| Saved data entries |
··········

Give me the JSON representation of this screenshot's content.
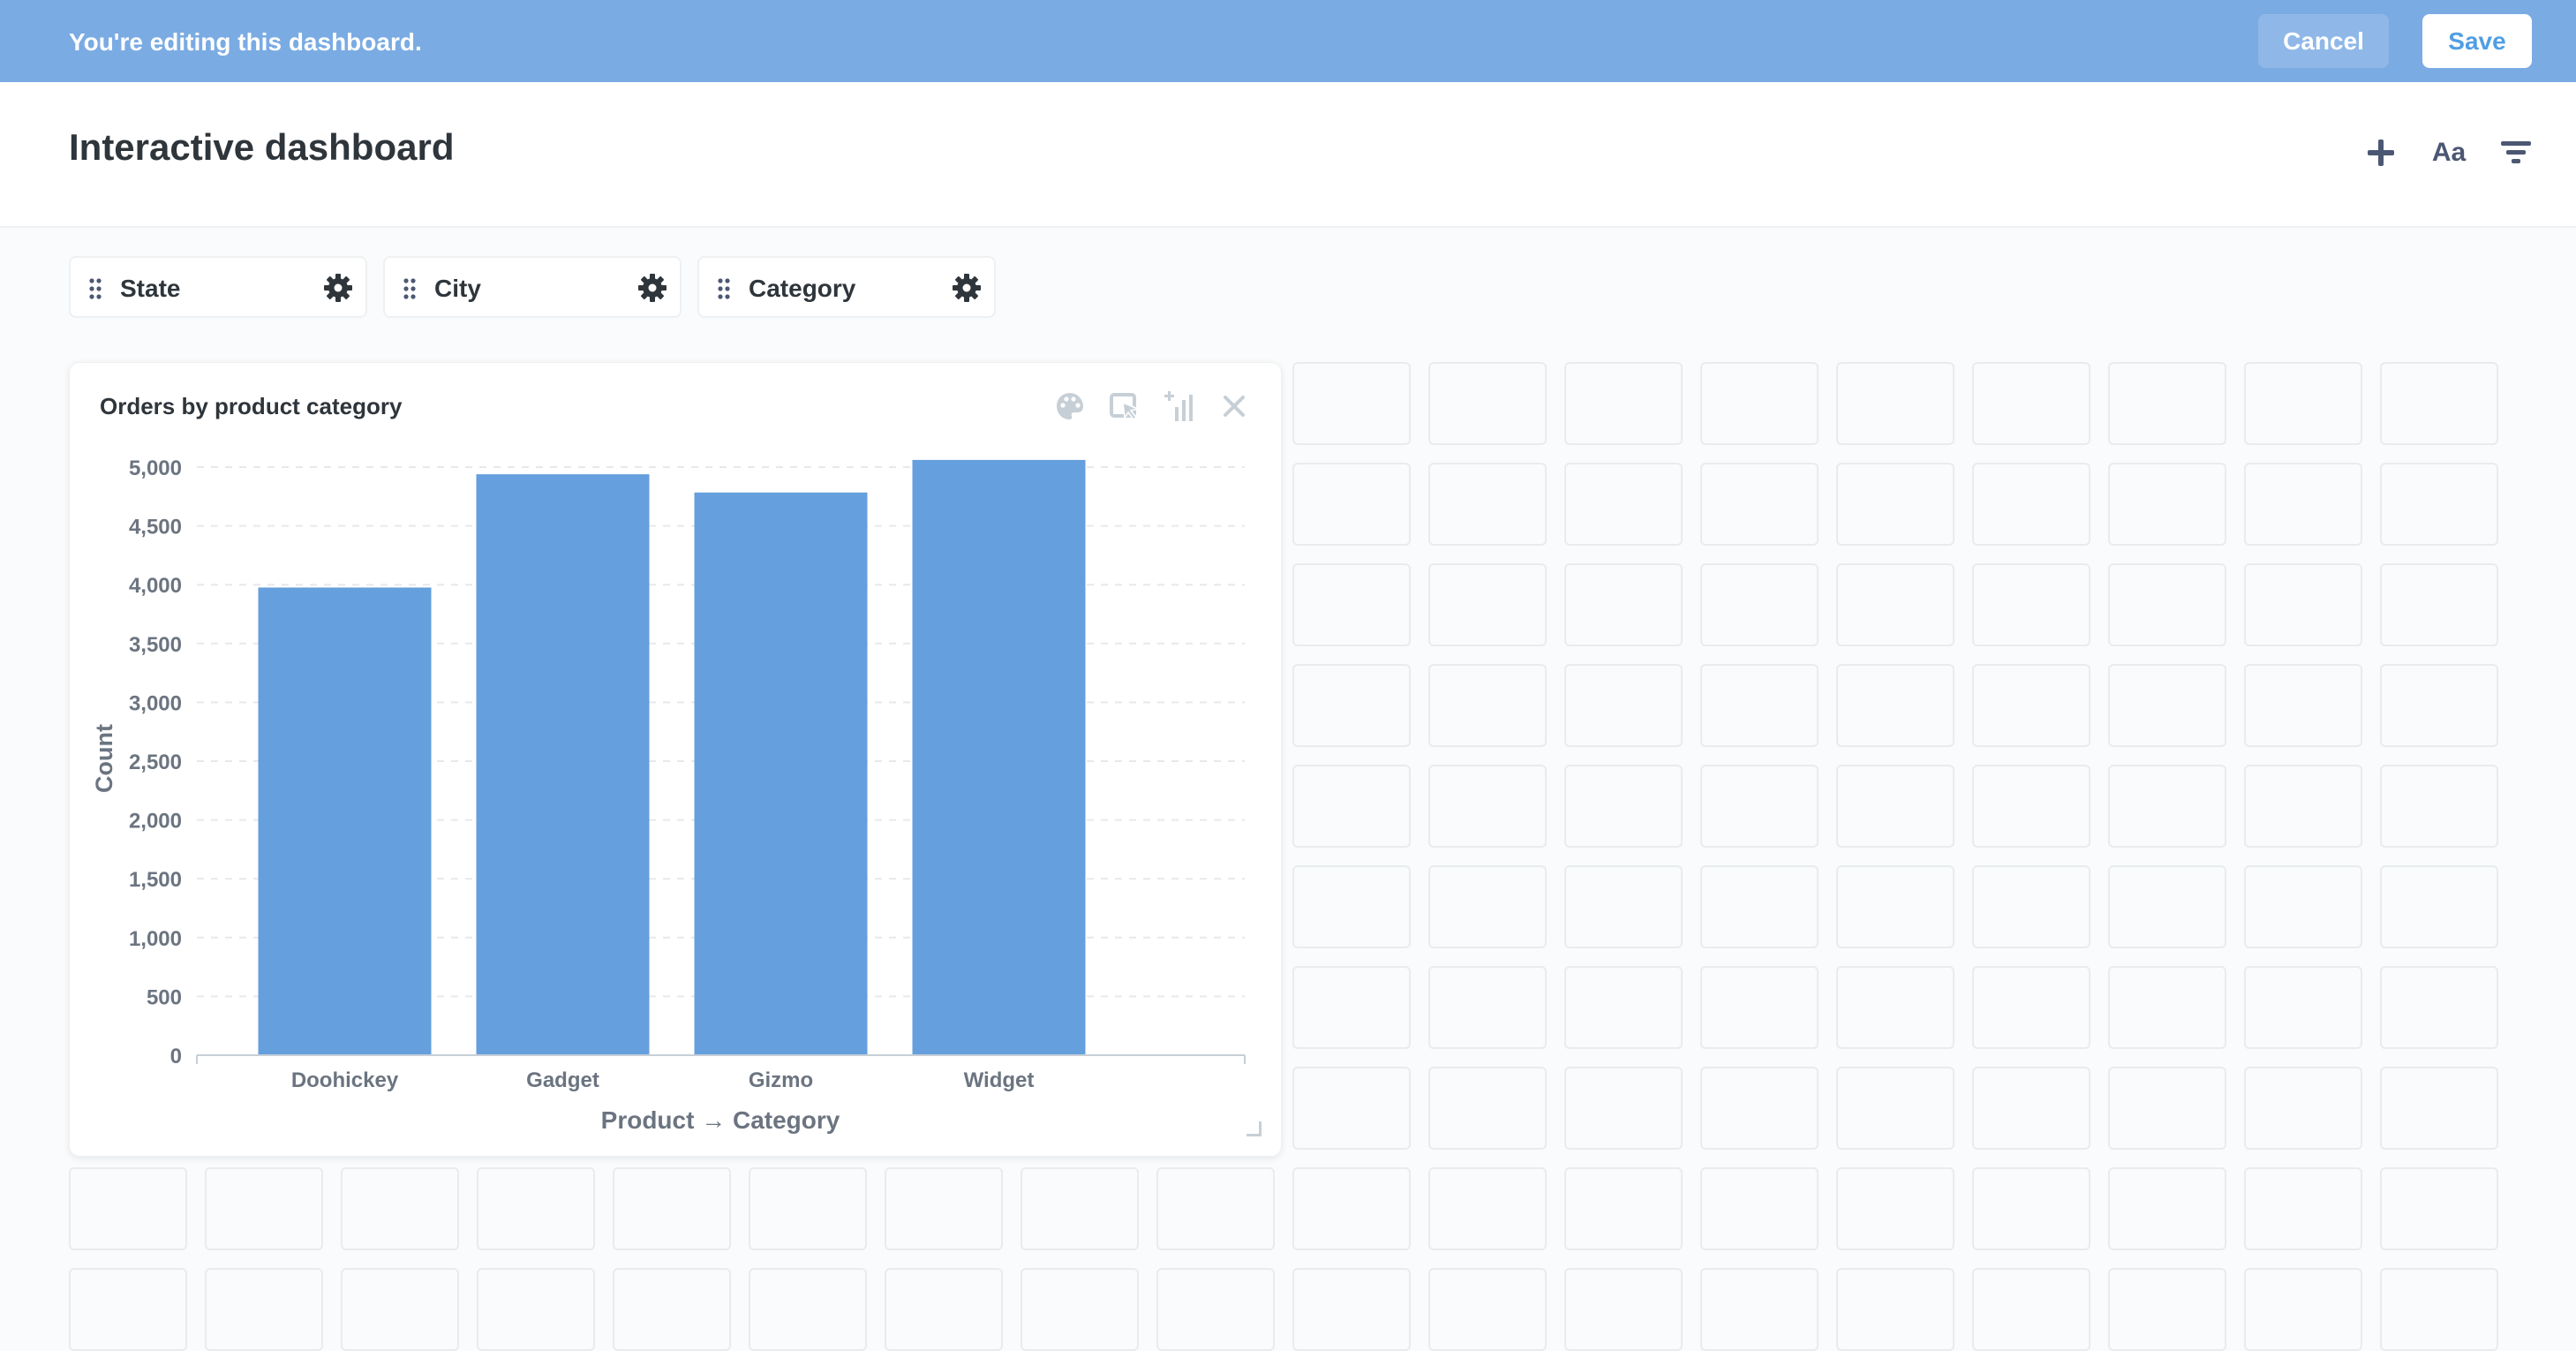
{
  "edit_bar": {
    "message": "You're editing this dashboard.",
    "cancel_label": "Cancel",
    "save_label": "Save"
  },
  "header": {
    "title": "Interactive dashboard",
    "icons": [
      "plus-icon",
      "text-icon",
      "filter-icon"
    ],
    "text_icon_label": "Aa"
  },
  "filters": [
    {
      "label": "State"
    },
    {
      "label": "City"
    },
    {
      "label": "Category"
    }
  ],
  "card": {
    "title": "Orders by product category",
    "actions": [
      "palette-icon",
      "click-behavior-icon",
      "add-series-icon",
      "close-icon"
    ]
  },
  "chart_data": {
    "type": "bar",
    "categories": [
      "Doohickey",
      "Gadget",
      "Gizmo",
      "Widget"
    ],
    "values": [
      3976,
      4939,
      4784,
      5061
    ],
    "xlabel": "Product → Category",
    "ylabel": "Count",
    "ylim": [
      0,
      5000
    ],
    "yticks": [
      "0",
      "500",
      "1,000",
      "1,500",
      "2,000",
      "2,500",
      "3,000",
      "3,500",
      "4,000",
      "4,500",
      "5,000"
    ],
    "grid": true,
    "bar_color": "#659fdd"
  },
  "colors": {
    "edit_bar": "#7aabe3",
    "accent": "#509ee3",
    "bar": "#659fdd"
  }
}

··········

Which lines hold the string "dashboard"? List them all.

| RIGHT ANSWER |
    "message": "You're editing this dashboard.",
    "title": "Interactive dashboard",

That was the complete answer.